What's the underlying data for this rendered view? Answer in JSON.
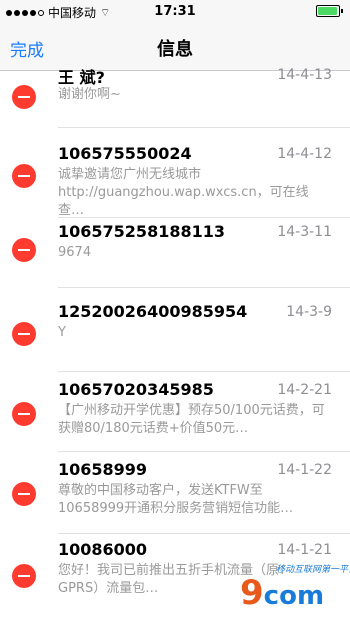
{
  "status": {
    "carrier": "中国移动",
    "time": "17:31"
  },
  "nav": {
    "done_label": "完成",
    "title": "信息"
  },
  "messages": [
    {
      "name": "王 斌?",
      "date": "14-4-13",
      "preview": "谢谢你啊~"
    },
    {
      "name": "106575550024",
      "date": "14-4-12",
      "preview": "诚挚邀请您广州无线城市http://guangzhou.wap.wxcs.cn，可在线查…"
    },
    {
      "name": "106575258188113",
      "date": "14-3-11",
      "preview": "9674"
    },
    {
      "name": "12520026400985954",
      "date": "14-3-9",
      "preview": "Y"
    },
    {
      "name": "10657020345985",
      "date": "14-2-21",
      "preview": "【广州移动开学优惠】预存50/100元话费，可获赠80/180元话费+价值50元…"
    },
    {
      "name": "10658999",
      "date": "14-1-22",
      "preview": "尊敬的中国移动客户，发送KTFW至10658999开通积分服务营销短信功能…"
    },
    {
      "name": "10086000",
      "date": "14-1-21",
      "preview": "您好！我司已前推出五折手机流量（原：GPRS）流量包…"
    }
  ],
  "watermark": {
    "tagline": "移动互联网第一平台",
    "brand_num": "9",
    "brand_text": "com"
  },
  "colors": {
    "accent": "#1a7cff",
    "delete": "#ff3b30"
  }
}
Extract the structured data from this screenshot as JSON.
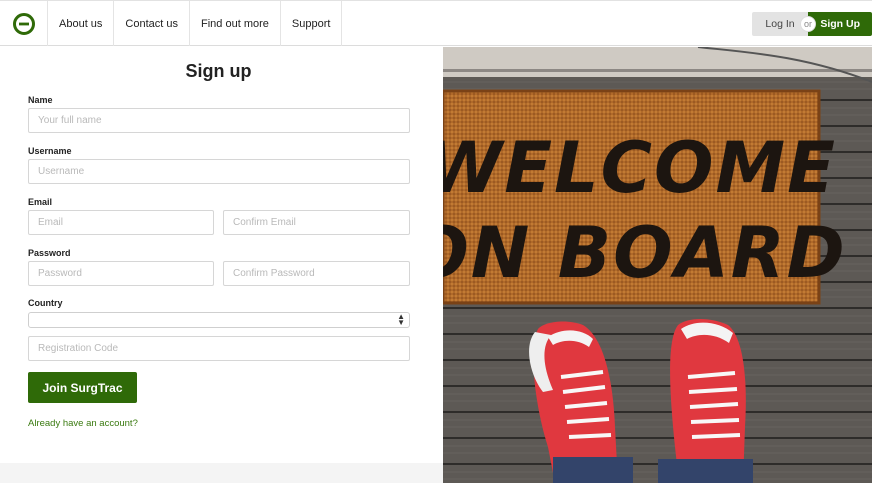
{
  "navbar": {
    "logo_icon": "surgtrac-logo-icon",
    "items": [
      "About us",
      "Contact us",
      "Find out more",
      "Support"
    ],
    "login_label": "Log In",
    "or_label": "or",
    "signup_label": "Sign Up"
  },
  "form": {
    "title": "Sign up",
    "name": {
      "label": "Name",
      "placeholder": "Your full name"
    },
    "username": {
      "label": "Username",
      "placeholder": "Username"
    },
    "email": {
      "label": "Email",
      "placeholder": "Email",
      "confirm_placeholder": "Confirm Email"
    },
    "password": {
      "label": "Password",
      "placeholder": "Password",
      "confirm_placeholder": "Confirm Password"
    },
    "country": {
      "label": "Country",
      "value": ""
    },
    "registration_code": {
      "placeholder": "Registration Code"
    },
    "submit_label": "Join SurgTrac",
    "already_link": "Already have an account?"
  },
  "photo": {
    "mat_text_line1": "WELCOME",
    "mat_text_line2": "ON BOARD"
  },
  "colors": {
    "brand_green": "#2f6a08",
    "link_green": "#3a7a10"
  }
}
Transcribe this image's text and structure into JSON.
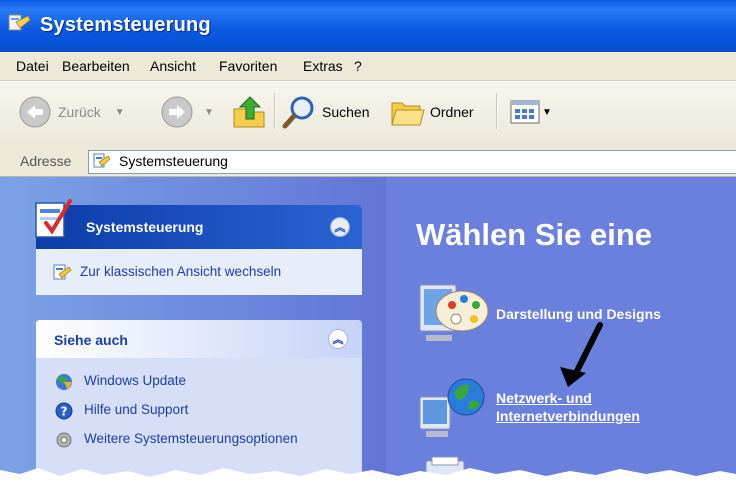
{
  "window": {
    "title": "Systemsteuerung"
  },
  "menu": {
    "items": [
      "Datei",
      "Bearbeiten",
      "Ansicht",
      "Favoriten",
      "Extras",
      "?"
    ]
  },
  "toolbar": {
    "back_label": "Zurück",
    "search_label": "Suchen",
    "folders_label": "Ordner"
  },
  "address": {
    "label": "Adresse",
    "value": "Systemsteuerung"
  },
  "task_panel": {
    "title": "Systemsteuerung",
    "switch_view_label": "Zur klassischen Ansicht wechseln"
  },
  "see_also": {
    "title": "Siehe auch",
    "items": [
      "Windows Update",
      "Hilfe und Support",
      "Weitere Systemsteuerungsoptionen"
    ]
  },
  "main": {
    "heading": "Wählen Sie eine",
    "categories": [
      {
        "label": "Darstellung und Designs"
      },
      {
        "label": "Netzwerk- und Internetverbindungen"
      }
    ]
  }
}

#### EXERCISE OBJECTIVE:
Go through the entries above and print each one exactly, minus the pictures.

#### THE REPLY:
What's the underlying data for this rendered view? Answer in JSON.
{
  "status": {
    "carrier": "中国移动",
    "time": "17:31"
  },
  "nav": {
    "done_label": "完成",
    "title": "信息"
  },
  "messages": [
    {
      "name": "王 斌?",
      "date": "14-4-13",
      "preview": "谢谢你啊~"
    },
    {
      "name": "106575550024",
      "date": "14-4-12",
      "preview": "诚挚邀请您广州无线城市http://guangzhou.wap.wxcs.cn，可在线查…"
    },
    {
      "name": "106575258188113",
      "date": "14-3-11",
      "preview": "9674"
    },
    {
      "name": "12520026400985954",
      "date": "14-3-9",
      "preview": "Y"
    },
    {
      "name": "10657020345985",
      "date": "14-2-21",
      "preview": "【广州移动开学优惠】预存50/100元话费，可获赠80/180元话费+价值50元…"
    },
    {
      "name": "10658999",
      "date": "14-1-22",
      "preview": "尊敬的中国移动客户，发送KTFW至10658999开通积分服务营销短信功能…"
    },
    {
      "name": "10086000",
      "date": "14-1-21",
      "preview": "您好！我司已前推出五折手机流量（原：GPRS）流量包…"
    }
  ],
  "watermark": {
    "tagline": "移动互联网第一平台",
    "brand_num": "9",
    "brand_text": "com"
  },
  "colors": {
    "accent": "#1a7cff",
    "delete": "#ff3b30"
  }
}
Extract the structured data from this screenshot as JSON.
{
  "navbar": {
    "logo_icon": "surgtrac-logo-icon",
    "items": [
      "About us",
      "Contact us",
      "Find out more",
      "Support"
    ],
    "login_label": "Log In",
    "or_label": "or",
    "signup_label": "Sign Up"
  },
  "form": {
    "title": "Sign up",
    "name": {
      "label": "Name",
      "placeholder": "Your full name"
    },
    "username": {
      "label": "Username",
      "placeholder": "Username"
    },
    "email": {
      "label": "Email",
      "placeholder": "Email",
      "confirm_placeholder": "Confirm Email"
    },
    "password": {
      "label": "Password",
      "placeholder": "Password",
      "confirm_placeholder": "Confirm Password"
    },
    "country": {
      "label": "Country",
      "value": ""
    },
    "registration_code": {
      "placeholder": "Registration Code"
    },
    "submit_label": "Join SurgTrac",
    "already_link": "Already have an account?"
  },
  "photo": {
    "mat_text_line1": "WELCOME",
    "mat_text_line2": "ON BOARD"
  },
  "colors": {
    "brand_green": "#2f6a08",
    "link_green": "#3a7a10"
  }
}
Transcribe this image's text and structure into JSON.
{
  "window": {
    "title": "Systemsteuerung"
  },
  "menu": {
    "items": [
      "Datei",
      "Bearbeiten",
      "Ansicht",
      "Favoriten",
      "Extras",
      "?"
    ]
  },
  "toolbar": {
    "back_label": "Zurück",
    "search_label": "Suchen",
    "folders_label": "Ordner"
  },
  "address": {
    "label": "Adresse",
    "value": "Systemsteuerung"
  },
  "task_panel": {
    "title": "Systemsteuerung",
    "switch_view_label": "Zur klassischen Ansicht wechseln"
  },
  "see_also": {
    "title": "Siehe auch",
    "items": [
      "Windows Update",
      "Hilfe und Support",
      "Weitere Systemsteuerungsoptionen"
    ]
  },
  "main": {
    "heading": "Wählen Sie eine",
    "categories": [
      {
        "label": "Darstellung und Designs"
      },
      {
        "label": "Netzwerk- und Internetverbindungen"
      }
    ]
  }
}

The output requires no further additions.